## TEXTO FORNECIDO
Respondemos evidenciando a importância de saber adequar a linguagem às
diversas situações, falamos sobre a necessidade de escrever textos
coesos, coerentes e sem erros de grafia no nosso cotidiano, como, por
exemplo, nas redações solicitadas em entrevistas de empregos, nos
bilhetes deixados a um namorado, a um colega de trabalho ou a um chefe.
Afirmamos que, além da aparência, as pessoas reparam no modo como
falamos, como evidencia Platão Savioli: “Falar é criar uma imagem
social de si mesmo” (PEREIRA, 2006, p. 23).
Depois
de explicarmos a necessidade real de aprendizagem para a vida profissional
e social, os estudantes ficaram muito atentos e participativos, o que
demonstra a importância de deixar claro o objetivo da atividade.
Pedimos
para que fizessem um quadro comparativo que deveria seguir o modelo:
PALAVRA
NO ORIGINAL
(ANTES)
|
PALAVRA
NO JORNAL
(DEPOIS)
|
Os alunos sábiu |
Os alunos sábios |
xamá |
chamar |
Acompanhamos,
individualmente, a elaboração dos quadros e explicamos a cada aluno o
motivo de seus erros, quando estes não eram convenções ortográficas
arbitrárias.
Tínhamos
uma preocupação inicial dos erros serem encarados como problemas e, por
isso mesmo, criar barreiras para a confecção do quadro comparativo.
Entretanto, ao contrário do que pensamos, os alunos ficaram curiosos,
desejosos por saber o motivo de seus erros. Acreditamos que tal atitude
tenha sido reflexo da forma como abordamos os erros, não discriminando,
tampouco ridicularizando os alunos que os cometeram. Da mesma forma,
evitamos usar a palavra erro durante a correção, preferindo falar em diferenças.

## OBJETIVO
No texto sobre a correção da escrita dos alunos, que palavra os autores evitaram usar durante a correção? Os registros não têm nenhuma relação com o texto.

## Entradas de elementos em caixas
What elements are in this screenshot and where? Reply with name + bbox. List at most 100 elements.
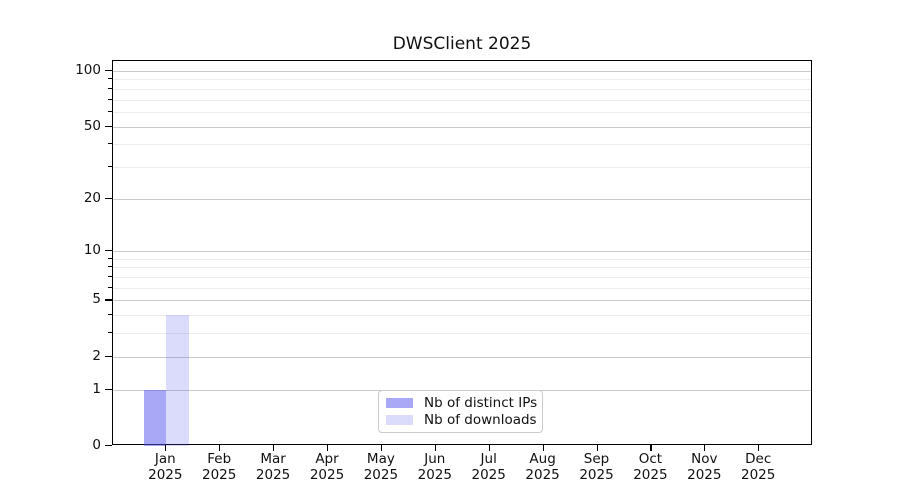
y-minor-tick-mark xyxy=(108,286,112,288)
x-tick-label-year: 2025 xyxy=(363,466,399,483)
gridline-minor xyxy=(113,144,811,146)
y-minor-tick-mark xyxy=(108,314,112,316)
x-tick-label-year: 2025 xyxy=(579,466,614,483)
x-tick-label-year: 2025 xyxy=(148,466,183,483)
y-minor-tick-mark xyxy=(108,332,112,334)
gridline-minor xyxy=(113,258,811,260)
x-tick-label: Nov 2025 xyxy=(676,451,732,483)
legend-item-distinct-ips: Nb of distinct IPs xyxy=(386,395,538,411)
x-tick-label-month: Dec xyxy=(745,451,772,467)
x-tick-mark xyxy=(165,445,167,451)
x-tick-label-year: 2025 xyxy=(525,466,560,483)
gridline-minor xyxy=(113,287,811,289)
x-tick-label-year: 2025 xyxy=(309,466,345,483)
x-tick-mark xyxy=(380,445,383,451)
y-minor-tick-mark xyxy=(108,257,112,259)
gridline-major xyxy=(113,356,811,358)
y-minor-tick-mark xyxy=(108,78,112,80)
x-tick-label-month: Jun xyxy=(424,451,446,467)
x-tick-label-month: Nov xyxy=(691,451,718,467)
x-tick-mark xyxy=(488,445,490,451)
y-minor-tick-mark xyxy=(108,87,112,89)
chart-title: DWSClient 2025 xyxy=(392,34,532,54)
y-minor-tick-mark xyxy=(108,276,112,278)
y-tick-label: 2 xyxy=(92,347,101,364)
y-tick-mark xyxy=(105,445,112,447)
x-tick-label-month: Sep xyxy=(583,451,610,467)
x-tick-label-year: 2025 xyxy=(633,466,668,483)
x-tick-label-month: Jan xyxy=(154,451,176,467)
x-tick-label-year: 2025 xyxy=(741,466,776,483)
gridline-minor xyxy=(113,99,811,101)
legend-label-downloads: Nb of downloads xyxy=(424,412,537,428)
gridline-major xyxy=(113,198,811,200)
legend: Nb of distinct IPs Nb of downloads xyxy=(378,390,543,433)
y-tick-mark xyxy=(105,125,112,127)
x-tick-label-month: Jul xyxy=(480,451,497,467)
y-minor-tick-mark xyxy=(108,143,112,145)
x-tick-mark xyxy=(273,445,275,451)
plot-area xyxy=(112,60,812,446)
x-tick-label-year: 2025 xyxy=(417,466,452,483)
x-tick-mark xyxy=(758,445,760,451)
gridline-major xyxy=(113,71,811,72)
x-tick-label-year: 2025 xyxy=(202,466,237,483)
x-tick-mark xyxy=(542,445,544,451)
y-tick-mark xyxy=(105,388,112,390)
x-tick-label: Jun 2025 xyxy=(407,451,463,483)
x-tick-label: Jul 2025 xyxy=(461,451,517,483)
x-tick-label-year: 2025 xyxy=(687,466,722,483)
bar-nb-of-downloads-jan xyxy=(166,315,189,446)
legend-swatch-distinct-ips xyxy=(386,397,413,409)
x-tick-label-year: 2025 xyxy=(255,466,291,483)
gridline-minor xyxy=(113,88,811,90)
y-minor-tick-mark xyxy=(108,165,112,167)
gridline-minor xyxy=(113,267,811,269)
y-tick-label: 5 xyxy=(92,291,101,308)
x-tick-label: Apr 2025 xyxy=(299,451,355,483)
x-tick-mark xyxy=(650,445,652,451)
legend-label-distinct-ips: Nb of distinct IPs xyxy=(424,395,538,411)
gridline-minor xyxy=(113,111,811,113)
y-tick-label: 50 xyxy=(83,117,101,134)
gridline-minor xyxy=(113,166,811,168)
bar-nb-of-distinct-ips-jan xyxy=(143,389,167,446)
x-tick-label-year: 2025 xyxy=(471,466,506,483)
x-tick-label: Sep 2025 xyxy=(569,451,625,483)
legend-swatch-downloads xyxy=(386,414,413,426)
x-tick-label: Dec 2025 xyxy=(730,451,786,483)
x-tick-label: Aug 2025 xyxy=(515,451,571,483)
y-tick-label: 20 xyxy=(83,189,101,206)
y-tick-mark xyxy=(105,197,112,199)
gridline-minor xyxy=(113,79,811,81)
gridline-major xyxy=(113,126,811,128)
y-minor-tick-mark xyxy=(108,266,112,268)
x-tick-label-month: Mar xyxy=(260,451,286,467)
gridline-minor xyxy=(113,315,811,317)
y-tick-mark xyxy=(105,70,112,72)
y-tick-label: 10 xyxy=(83,242,101,259)
gridline-major xyxy=(113,300,811,302)
x-tick-mark xyxy=(596,445,598,451)
x-tick-mark xyxy=(434,445,436,451)
x-tick-label-month: May xyxy=(366,451,395,467)
y-tick-label: 100 xyxy=(75,62,101,78)
x-tick-label: Jan 2025 xyxy=(137,451,193,483)
y-tick-label: 0 xyxy=(92,437,101,453)
gridline-major xyxy=(113,251,811,253)
x-tick-label-month: Apr xyxy=(315,451,339,467)
gridline-minor xyxy=(113,277,811,279)
y-minor-tick-mark xyxy=(108,98,112,100)
x-tick-label: May 2025 xyxy=(353,451,409,483)
x-tick-mark xyxy=(327,445,329,451)
x-tick-label-month: Oct xyxy=(638,451,663,467)
x-tick-label: Mar 2025 xyxy=(245,451,301,483)
y-tick-mark xyxy=(105,250,112,252)
x-tick-label: Oct 2025 xyxy=(622,451,678,483)
x-tick-label-month: Aug xyxy=(529,451,556,467)
y-tick-label: 1 xyxy=(92,380,101,397)
y-tick-mark xyxy=(105,299,112,301)
legend-item-downloads: Nb of downloads xyxy=(386,412,537,428)
y-minor-tick-mark xyxy=(108,110,112,112)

## RESPOSTA ESPERADA
A palavra "erro"; no lugar dela, preferiram falar em diferenças.